--- Start Record extracts ---

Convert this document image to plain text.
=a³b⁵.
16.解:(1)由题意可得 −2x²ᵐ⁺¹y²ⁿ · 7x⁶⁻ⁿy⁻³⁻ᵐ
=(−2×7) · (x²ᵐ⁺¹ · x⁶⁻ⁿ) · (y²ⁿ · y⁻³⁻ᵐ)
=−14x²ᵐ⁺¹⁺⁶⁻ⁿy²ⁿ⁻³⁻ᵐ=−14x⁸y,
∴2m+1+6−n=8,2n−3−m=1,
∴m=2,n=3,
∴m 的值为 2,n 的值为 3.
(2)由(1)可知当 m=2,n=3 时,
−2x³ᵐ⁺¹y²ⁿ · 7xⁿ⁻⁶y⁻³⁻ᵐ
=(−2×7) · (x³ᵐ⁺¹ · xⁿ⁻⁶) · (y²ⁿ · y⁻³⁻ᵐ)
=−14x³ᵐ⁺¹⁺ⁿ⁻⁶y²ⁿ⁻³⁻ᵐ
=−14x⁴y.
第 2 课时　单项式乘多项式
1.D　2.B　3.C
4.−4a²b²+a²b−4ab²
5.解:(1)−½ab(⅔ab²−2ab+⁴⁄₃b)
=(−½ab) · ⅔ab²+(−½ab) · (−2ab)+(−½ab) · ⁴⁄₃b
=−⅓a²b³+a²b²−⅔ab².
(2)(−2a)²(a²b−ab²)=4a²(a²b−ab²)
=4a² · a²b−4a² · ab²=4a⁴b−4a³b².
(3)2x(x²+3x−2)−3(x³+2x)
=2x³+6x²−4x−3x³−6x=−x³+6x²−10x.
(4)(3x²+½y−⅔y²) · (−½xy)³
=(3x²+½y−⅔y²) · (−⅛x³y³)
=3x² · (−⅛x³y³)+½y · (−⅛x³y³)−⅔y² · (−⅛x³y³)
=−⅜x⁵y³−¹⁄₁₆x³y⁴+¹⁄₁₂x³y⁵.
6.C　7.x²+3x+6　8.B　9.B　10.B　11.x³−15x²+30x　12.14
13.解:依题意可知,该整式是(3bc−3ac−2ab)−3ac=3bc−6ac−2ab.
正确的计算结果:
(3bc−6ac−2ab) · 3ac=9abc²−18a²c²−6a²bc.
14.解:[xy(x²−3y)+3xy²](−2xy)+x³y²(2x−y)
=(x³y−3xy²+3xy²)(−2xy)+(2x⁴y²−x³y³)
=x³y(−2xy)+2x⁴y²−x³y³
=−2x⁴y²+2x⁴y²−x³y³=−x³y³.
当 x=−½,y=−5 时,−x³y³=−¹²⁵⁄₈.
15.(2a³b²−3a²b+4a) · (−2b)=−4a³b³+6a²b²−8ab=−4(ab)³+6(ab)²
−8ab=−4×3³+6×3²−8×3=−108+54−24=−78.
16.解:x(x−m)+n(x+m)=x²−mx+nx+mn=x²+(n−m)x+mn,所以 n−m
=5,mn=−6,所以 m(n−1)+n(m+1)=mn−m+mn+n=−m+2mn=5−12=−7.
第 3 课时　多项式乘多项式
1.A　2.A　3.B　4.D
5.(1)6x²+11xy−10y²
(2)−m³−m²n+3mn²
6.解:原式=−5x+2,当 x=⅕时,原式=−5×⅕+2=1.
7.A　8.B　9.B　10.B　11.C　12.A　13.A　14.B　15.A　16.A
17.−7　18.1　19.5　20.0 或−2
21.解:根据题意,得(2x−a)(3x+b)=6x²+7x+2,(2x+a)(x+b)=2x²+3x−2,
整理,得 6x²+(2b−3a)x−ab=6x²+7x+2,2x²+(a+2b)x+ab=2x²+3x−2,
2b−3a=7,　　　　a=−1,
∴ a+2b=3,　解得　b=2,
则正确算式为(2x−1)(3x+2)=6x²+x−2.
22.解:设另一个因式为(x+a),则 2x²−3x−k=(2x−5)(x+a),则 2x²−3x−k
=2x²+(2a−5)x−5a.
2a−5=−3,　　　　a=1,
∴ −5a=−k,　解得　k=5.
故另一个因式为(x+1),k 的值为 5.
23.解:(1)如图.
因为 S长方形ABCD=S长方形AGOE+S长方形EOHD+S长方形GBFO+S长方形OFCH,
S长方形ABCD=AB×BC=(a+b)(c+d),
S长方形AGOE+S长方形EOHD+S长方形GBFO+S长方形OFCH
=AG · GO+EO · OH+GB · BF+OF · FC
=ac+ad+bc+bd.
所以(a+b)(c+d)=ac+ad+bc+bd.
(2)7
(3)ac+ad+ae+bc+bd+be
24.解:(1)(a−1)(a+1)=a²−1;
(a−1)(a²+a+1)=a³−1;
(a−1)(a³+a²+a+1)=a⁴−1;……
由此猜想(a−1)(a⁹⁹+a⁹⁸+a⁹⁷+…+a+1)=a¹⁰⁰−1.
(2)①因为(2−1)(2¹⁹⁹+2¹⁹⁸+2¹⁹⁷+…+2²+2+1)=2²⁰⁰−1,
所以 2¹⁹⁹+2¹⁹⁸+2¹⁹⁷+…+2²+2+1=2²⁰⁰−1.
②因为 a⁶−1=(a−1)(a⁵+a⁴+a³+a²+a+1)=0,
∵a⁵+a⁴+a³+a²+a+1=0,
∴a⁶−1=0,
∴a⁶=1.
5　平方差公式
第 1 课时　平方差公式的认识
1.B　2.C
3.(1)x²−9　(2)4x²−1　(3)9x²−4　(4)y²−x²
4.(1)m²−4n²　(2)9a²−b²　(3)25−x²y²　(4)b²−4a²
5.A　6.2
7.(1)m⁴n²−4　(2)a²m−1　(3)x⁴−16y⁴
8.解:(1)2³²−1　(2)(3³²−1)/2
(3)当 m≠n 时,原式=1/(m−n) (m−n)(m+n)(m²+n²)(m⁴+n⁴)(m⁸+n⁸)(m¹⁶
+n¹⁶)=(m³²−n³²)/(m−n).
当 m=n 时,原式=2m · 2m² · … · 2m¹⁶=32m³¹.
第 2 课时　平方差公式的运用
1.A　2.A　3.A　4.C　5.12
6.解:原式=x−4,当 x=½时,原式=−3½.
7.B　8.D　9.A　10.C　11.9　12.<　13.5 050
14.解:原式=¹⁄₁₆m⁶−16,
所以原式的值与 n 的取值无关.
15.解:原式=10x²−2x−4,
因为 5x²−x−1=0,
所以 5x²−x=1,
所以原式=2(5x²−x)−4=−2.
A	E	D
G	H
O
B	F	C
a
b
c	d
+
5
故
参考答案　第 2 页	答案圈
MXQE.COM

--- End Record extracts ---

[Exercise goal]:
Retype all of the data shown above, word for word.

[Expected answer]:
Convert this document image to plain text.
=a³b⁵.
16.解:(1)由题意可得 −2x²ᵐ⁺¹y²ⁿ · 7x⁶⁻ⁿy⁻³⁻ᵐ
=(−2×7) · (x²ᵐ⁺¹ · x⁶⁻ⁿ) · (y²ⁿ · y⁻³⁻ᵐ)
=−14x²ᵐ⁺¹⁺⁶⁻ⁿy²ⁿ⁻³⁻ᵐ=−14x⁸y,
∴2m+1+6−n=8,2n−3−m=1,
∴m=2,n=3,
∴m 的值为 2,n 的值为 3.
(2)由(1)可知当 m=2,n=3 时,
−2x³ᵐ⁺¹y²ⁿ · 7xⁿ⁻⁶y⁻³⁻ᵐ
=(−2×7) · (x³ᵐ⁺¹ · xⁿ⁻⁶) · (y²ⁿ · y⁻³⁻ᵐ)
=−14x³ᵐ⁺¹⁺ⁿ⁻⁶y²ⁿ⁻³⁻ᵐ
=−14x⁴y.
第 2 课时　单项式乘多项式
1.D　2.B　3.C
4.−4a²b²+a²b−4ab²
5.解:(1)−½ab(⅔ab²−2ab+⁴⁄₃b)
=(−½ab) · ⅔ab²+(−½ab) · (−2ab)+(−½ab) · ⁴⁄₃b
=−⅓a²b³+a²b²−⅔ab².
(2)(−2a)²(a²b−ab²)=4a²(a²b−ab²)
=4a² · a²b−4a² · ab²=4a⁴b−4a³b².
(3)2x(x²+3x−2)−3(x³+2x)
=2x³+6x²−4x−3x³−6x=−x³+6x²−10x.
(4)(3x²+½y−⅔y²) · (−½xy)³
=(3x²+½y−⅔y²) · (−⅛x³y³)
=3x² · (−⅛x³y³)+½y · (−⅛x³y³)−⅔y² · (−⅛x³y³)
=−⅜x⁵y³−¹⁄₁₆x³y⁴+¹⁄₁₂x³y⁵.
6.C　7.x²+3x+6　8.B　9.B　10.B　11.x³−15x²+30x　12.14
13.解:依题意可知,该整式是(3bc−3ac−2ab)−3ac=3bc−6ac−2ab.
正确的计算结果:
(3bc−6ac−2ab) · 3ac=9abc²−18a²c²−6a²bc.
14.解:[xy(x²−3y)+3xy²](−2xy)+x³y²(2x−y)
=(x³y−3xy²+3xy²)(−2xy)+(2x⁴y²−x³y³)
=x³y(−2xy)+2x⁴y²−x³y³
=−2x⁴y²+2x⁴y²−x³y³=−x³y³.
当 x=−½,y=−5 时,−x³y³=−¹²⁵⁄₈.
15.(2a³b²−3a²b+4a) · (−2b)=−4a³b³+6a²b²−8ab=−4(ab)³+6(ab)²
−8ab=−4×3³+6×3²−8×3=−108+54−24=−78.
16.解:x(x−m)+n(x+m)=x²−mx+nx+mn=x²+(n−m)x+mn,所以 n−m
=5,mn=−6,所以 m(n−1)+n(m+1)=mn−m+mn+n=−m+2mn=5−12=−7.
第 3 课时　多项式乘多项式
1.A　2.A　3.B　4.D
5.(1)6x²+11xy−10y²
(2)−m³−m²n+3mn²
6.解:原式=−5x+2,当 x=⅕时,原式=−5×⅕+2=1.
7.A　8.B　9.B　10.B　11.C　12.A　13.A　14.B　15.A　16.A
17.−7　18.1　19.5　20.0 或−2
21.解:根据题意,得(2x−a)(3x+b)=6x²+7x+2,(2x+a)(x+b)=2x²+3x−2,
整理,得 6x²+(2b−3a)x−ab=6x²+7x+2,2x²+(a+2b)x+ab=2x²+3x−2,
2b−3a=7,　　　　a=−1,
∴ a+2b=3,　解得　b=2,
则正确算式为(2x−1)(3x+2)=6x²+x−2.
22.解:设另一个因式为(x+a),则 2x²−3x−k=(2x−5)(x+a),则 2x²−3x−k
=2x²+(2a−5)x−5a.
2a−5=−3,　　　　a=1,
∴ −5a=−k,　解得　k=5.
故另一个因式为(x+1),k 的值为 5.
23.解:(1)如图.
因为 S长方形ABCD=S长方形AGOE+S长方形EOHD+S长方形GBFO+S长方形OFCH,
S长方形ABCD=AB×BC=(a+b)(c+d),
S长方形AGOE+S长方形EOHD+S长方形GBFO+S长方形OFCH
=AG · GO+EO · OH+GB · BF+OF · FC
=ac+ad+bc+bd.
所以(a+b)(c+d)=ac+ad+bc+bd.
(2)7
(3)ac+ad+ae+bc+bd+be
24.解:(1)(a−1)(a+1)=a²−1;
(a−1)(a²+a+1)=a³−1;
(a−1)(a³+a²+a+1)=a⁴−1;……
由此猜想(a−1)(a⁹⁹+a⁹⁸+a⁹⁷+…+a+1)=a¹⁰⁰−1.
(2)①因为(2−1)(2¹⁹⁹+2¹⁹⁸+2¹⁹⁷+…+2²+2+1)=2²⁰⁰−1,
所以 2¹⁹⁹+2¹⁹⁸+2¹⁹⁷+…+2²+2+1=2²⁰⁰−1.
②因为 a⁶−1=(a−1)(a⁵+a⁴+a³+a²+a+1)=0,
∵a⁵+a⁴+a³+a²+a+1=0,
∴a⁶−1=0,
∴a⁶=1.
5　平方差公式
第 1 课时　平方差公式的认识
1.B　2.C
3.(1)x²−9　(2)4x²−1　(3)9x²−4　(4)y²−x²
4.(1)m²−4n²　(2)9a²−b²　(3)25−x²y²　(4)b²−4a²
5.A　6.2
7.(1)m⁴n²−4　(2)a²m−1　(3)x⁴−16y⁴
8.解:(1)2³²−1　(2)(3³²−1)/2
(3)当 m≠n 时,原式=1/(m−n) (m−n)(m+n)(m²+n²)(m⁴+n⁴)(m⁸+n⁸)(m¹⁶
+n¹⁶)=(m³²−n³²)/(m−n).
当 m=n 时,原式=2m · 2m² · … · 2m¹⁶=32m³¹.
第 2 课时　平方差公式的运用
1.A　2.A　3.A　4.C　5.12
6.解:原式=x−4,当 x=½时,原式=−3½.
7.B　8.D　9.A　10.C　11.9　12.<　13.5 050
14.解:原式=¹⁄₁₆m⁶−16,
所以原式的值与 n 的取值无关.
15.解:原式=10x²−2x−4,
因为 5x²−x−1=0,
所以 5x²−x=1,
所以原式=2(5x²−x)−4=−2.
A	E	D
G	H
O
B	F	C
a
b
c	d
+
5
故
参考答案　第 2 页	答案圈
MXQE.COM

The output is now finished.